▼

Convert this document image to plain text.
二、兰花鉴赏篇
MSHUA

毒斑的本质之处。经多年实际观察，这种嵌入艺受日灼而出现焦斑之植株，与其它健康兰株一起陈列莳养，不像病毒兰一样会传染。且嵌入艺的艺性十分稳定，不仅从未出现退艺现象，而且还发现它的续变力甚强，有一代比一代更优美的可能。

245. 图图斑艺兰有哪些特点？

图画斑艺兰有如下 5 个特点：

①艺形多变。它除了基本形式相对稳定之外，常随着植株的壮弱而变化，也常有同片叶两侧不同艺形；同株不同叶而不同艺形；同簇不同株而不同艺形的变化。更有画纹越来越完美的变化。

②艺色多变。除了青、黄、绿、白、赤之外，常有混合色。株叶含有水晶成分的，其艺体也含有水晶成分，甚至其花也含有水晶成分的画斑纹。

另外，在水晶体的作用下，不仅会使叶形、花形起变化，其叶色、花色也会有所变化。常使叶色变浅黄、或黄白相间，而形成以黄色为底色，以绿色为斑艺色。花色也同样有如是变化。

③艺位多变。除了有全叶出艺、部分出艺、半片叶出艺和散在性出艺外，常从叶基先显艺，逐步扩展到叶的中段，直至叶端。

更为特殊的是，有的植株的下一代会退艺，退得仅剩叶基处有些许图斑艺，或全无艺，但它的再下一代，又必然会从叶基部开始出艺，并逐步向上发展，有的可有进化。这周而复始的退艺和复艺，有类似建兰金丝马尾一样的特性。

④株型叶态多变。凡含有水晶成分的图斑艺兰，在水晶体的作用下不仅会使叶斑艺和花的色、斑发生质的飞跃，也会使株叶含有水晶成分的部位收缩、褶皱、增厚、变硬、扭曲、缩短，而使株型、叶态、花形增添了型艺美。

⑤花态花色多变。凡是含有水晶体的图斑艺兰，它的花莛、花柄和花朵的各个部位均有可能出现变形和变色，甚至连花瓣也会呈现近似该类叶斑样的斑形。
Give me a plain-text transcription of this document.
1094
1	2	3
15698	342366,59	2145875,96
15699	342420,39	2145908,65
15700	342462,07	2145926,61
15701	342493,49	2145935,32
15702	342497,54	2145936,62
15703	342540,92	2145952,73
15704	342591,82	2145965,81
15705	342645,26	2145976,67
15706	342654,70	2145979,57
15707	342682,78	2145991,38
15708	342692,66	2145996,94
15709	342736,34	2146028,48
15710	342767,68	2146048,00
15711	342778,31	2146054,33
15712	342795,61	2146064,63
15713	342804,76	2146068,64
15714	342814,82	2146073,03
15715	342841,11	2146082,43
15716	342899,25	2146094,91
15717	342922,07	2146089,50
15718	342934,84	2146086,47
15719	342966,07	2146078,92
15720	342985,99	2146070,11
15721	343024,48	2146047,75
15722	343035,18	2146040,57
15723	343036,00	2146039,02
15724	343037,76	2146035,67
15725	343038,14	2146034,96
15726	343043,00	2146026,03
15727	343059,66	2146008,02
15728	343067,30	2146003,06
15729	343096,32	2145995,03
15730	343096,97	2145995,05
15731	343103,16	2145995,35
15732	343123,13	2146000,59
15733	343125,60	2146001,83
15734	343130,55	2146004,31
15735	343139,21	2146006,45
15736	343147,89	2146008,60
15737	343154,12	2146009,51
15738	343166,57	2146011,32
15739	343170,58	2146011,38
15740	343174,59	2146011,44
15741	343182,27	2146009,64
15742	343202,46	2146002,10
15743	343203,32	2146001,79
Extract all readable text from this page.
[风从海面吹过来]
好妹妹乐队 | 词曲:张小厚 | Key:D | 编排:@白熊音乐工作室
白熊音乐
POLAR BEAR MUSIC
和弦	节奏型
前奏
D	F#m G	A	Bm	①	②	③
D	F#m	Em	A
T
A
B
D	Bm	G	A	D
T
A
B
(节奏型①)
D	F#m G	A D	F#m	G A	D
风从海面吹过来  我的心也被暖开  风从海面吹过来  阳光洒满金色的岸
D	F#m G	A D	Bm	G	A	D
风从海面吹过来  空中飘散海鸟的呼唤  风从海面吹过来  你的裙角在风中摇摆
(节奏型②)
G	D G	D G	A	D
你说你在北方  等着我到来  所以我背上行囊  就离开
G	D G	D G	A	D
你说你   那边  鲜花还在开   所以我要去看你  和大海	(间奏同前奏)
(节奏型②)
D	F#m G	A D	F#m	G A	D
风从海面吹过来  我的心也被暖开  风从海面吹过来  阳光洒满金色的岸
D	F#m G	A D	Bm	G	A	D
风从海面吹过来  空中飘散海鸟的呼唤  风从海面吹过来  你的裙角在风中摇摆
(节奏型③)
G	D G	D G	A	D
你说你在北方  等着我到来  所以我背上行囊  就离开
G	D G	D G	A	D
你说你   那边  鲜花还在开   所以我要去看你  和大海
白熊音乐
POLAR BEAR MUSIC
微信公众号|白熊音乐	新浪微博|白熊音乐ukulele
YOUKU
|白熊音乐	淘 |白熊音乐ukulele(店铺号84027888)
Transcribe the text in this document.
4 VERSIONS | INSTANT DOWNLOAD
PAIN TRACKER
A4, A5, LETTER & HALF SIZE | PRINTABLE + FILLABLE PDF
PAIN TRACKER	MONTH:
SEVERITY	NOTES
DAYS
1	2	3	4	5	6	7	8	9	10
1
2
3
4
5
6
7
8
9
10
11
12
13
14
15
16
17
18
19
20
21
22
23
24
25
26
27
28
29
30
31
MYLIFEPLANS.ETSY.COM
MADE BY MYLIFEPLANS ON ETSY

▲

• [Given request]: Write out every entry verbatim.

• [Answer to the task]:
Convert this document image to plain text.
二、兰花鉴赏篇
MSHUA

毒斑的本质之处。经多年实际观察，这种嵌入艺受日灼而出现焦斑之植株，与其它健康兰株一起陈列莳养，不像病毒兰一样会传染。且嵌入艺的艺性十分稳定，不仅从未出现退艺现象，而且还发现它的续变力甚强，有一代比一代更优美的可能。

245. 图图斑艺兰有哪些特点？

图画斑艺兰有如下 5 个特点：

①艺形多变。它除了基本形式相对稳定之外，常随着植株的壮弱而变化，也常有同片叶两侧不同艺形；同株不同叶而不同艺形；同簇不同株而不同艺形的变化。更有画纹越来越完美的变化。

②艺色多变。除了青、黄、绿、白、赤之外，常有混合色。株叶含有水晶成分的，其艺体也含有水晶成分，甚至其花也含有水晶成分的画斑纹。

另外，在水晶体的作用下，不仅会使叶形、花形起变化，其叶色、花色也会有所变化。常使叶色变浅黄、或黄白相间，而形成以黄色为底色，以绿色为斑艺色。花色也同样有如是变化。

③艺位多变。除了有全叶出艺、部分出艺、半片叶出艺和散在性出艺外，常从叶基先显艺，逐步扩展到叶的中段，直至叶端。

更为特殊的是，有的植株的下一代会退艺，退得仅剩叶基处有些许图斑艺，或全无艺，但它的再下一代，又必然会从叶基部开始出艺，并逐步向上发展，有的可有进化。这周而复始的退艺和复艺，有类似建兰金丝马尾一样的特性。

④株型叶态多变。凡含有水晶成分的图斑艺兰，在水晶体的作用下不仅会使叶斑艺和花的色、斑发生质的飞跃，也会使株叶含有水晶成分的部位收缩、褶皱、增厚、变硬、扭曲、缩短，而使株型、叶态、花形增添了型艺美。

⑤花态花色多变。凡是含有水晶体的图斑艺兰，它的花莛、花柄和花朵的各个部位均有可能出现变形和变色，甚至连花瓣也会呈现近似该类叶斑样的斑形。
Give me a plain-text transcription of this document.
1094
1	2	3
15698	342366,59	2145875,96
15699	342420,39	2145908,65
15700	342462,07	2145926,61
15701	342493,49	2145935,32
15702	342497,54	2145936,62
15703	342540,92	2145952,73
15704	342591,82	2145965,81
15705	342645,26	2145976,67
15706	342654,70	2145979,57
15707	342682,78	2145991,38
15708	342692,66	2145996,94
15709	342736,34	2146028,48
15710	342767,68	2146048,00
15711	342778,31	2146054,33
15712	342795,61	2146064,63
15713	342804,76	2146068,64
15714	342814,82	2146073,03
15715	342841,11	2146082,43
15716	342899,25	2146094,91
15717	342922,07	2146089,50
15718	342934,84	2146086,47
15719	342966,07	2146078,92
15720	342985,99	2146070,11
15721	343024,48	2146047,75
15722	343035,18	2146040,57
15723	343036,00	2146039,02
15724	343037,76	2146035,67
15725	343038,14	2146034,96
15726	343043,00	2146026,03
15727	343059,66	2146008,02
15728	343067,30	2146003,06
15729	343096,32	2145995,03
15730	343096,97	2145995,05
15731	343103,16	2145995,35
15732	343123,13	2146000,59
15733	343125,60	2146001,83
15734	343130,55	2146004,31
15735	343139,21	2146006,45
15736	343147,89	2146008,60
15737	343154,12	2146009,51
15738	343166,57	2146011,32
15739	343170,58	2146011,38
15740	343174,59	2146011,44
15741	343182,27	2146009,64
15742	343202,46	2146002,10
15743	343203,32	2146001,79
Extract all readable text from this page.
[风从海面吹过来]
好妹妹乐队 | 词曲:张小厚 | Key:D | 编排:@白熊音乐工作室
白熊音乐
POLAR BEAR MUSIC
和弦	节奏型
前奏
D	F#m G	A	Bm	①	②	③
D	F#m	Em	A
T
A
B
D	Bm	G	A	D
T
A
B
(节奏型①)
D	F#m G	A D	F#m	G A	D
风从海面吹过来  我的心也被暖开  风从海面吹过来  阳光洒满金色的岸
D	F#m G	A D	Bm	G	A	D
风从海面吹过来  空中飘散海鸟的呼唤  风从海面吹过来  你的裙角在风中摇摆
(节奏型②)
G	D G	D G	A	D
你说你在北方  等着我到来  所以我背上行囊  就离开
G	D G	D G	A	D
你说你   那边  鲜花还在开   所以我要去看你  和大海	(间奏同前奏)
(节奏型②)
D	F#m G	A D	F#m	G A	D
风从海面吹过来  我的心也被暖开  风从海面吹过来  阳光洒满金色的岸
D	F#m G	A D	Bm	G	A	D
风从海面吹过来  空中飘散海鸟的呼唤  风从海面吹过来  你的裙角在风中摇摆
(节奏型③)
G	D G	D G	A	D
你说你在北方  等着我到来  所以我背上行囊  就离开
G	D G	D G	A	D
你说你   那边  鲜花还在开   所以我要去看你  和大海
白熊音乐
POLAR BEAR MUSIC
微信公众号|白熊音乐	新浪微博|白熊音乐ukulele
YOUKU
|白熊音乐	淘 |白熊音乐ukulele(店铺号84027888)
Transcribe the text in this document.
4 VERSIONS | INSTANT DOWNLOAD
PAIN TRACKER
A4, A5, LETTER & HALF SIZE | PRINTABLE + FILLABLE PDF
PAIN TRACKER	MONTH:
SEVERITY	NOTES
DAYS
1	2	3	4	5	6	7	8	9	10
1
2
3
4
5
6
7
8
9
10
11
12
13
14
15
16
17
18
19
20
21
22
23
24
25
26
27
28
29
30
31
MYLIFEPLANS.ETSY.COM
MADE BY MYLIFEPLANS ON ETSY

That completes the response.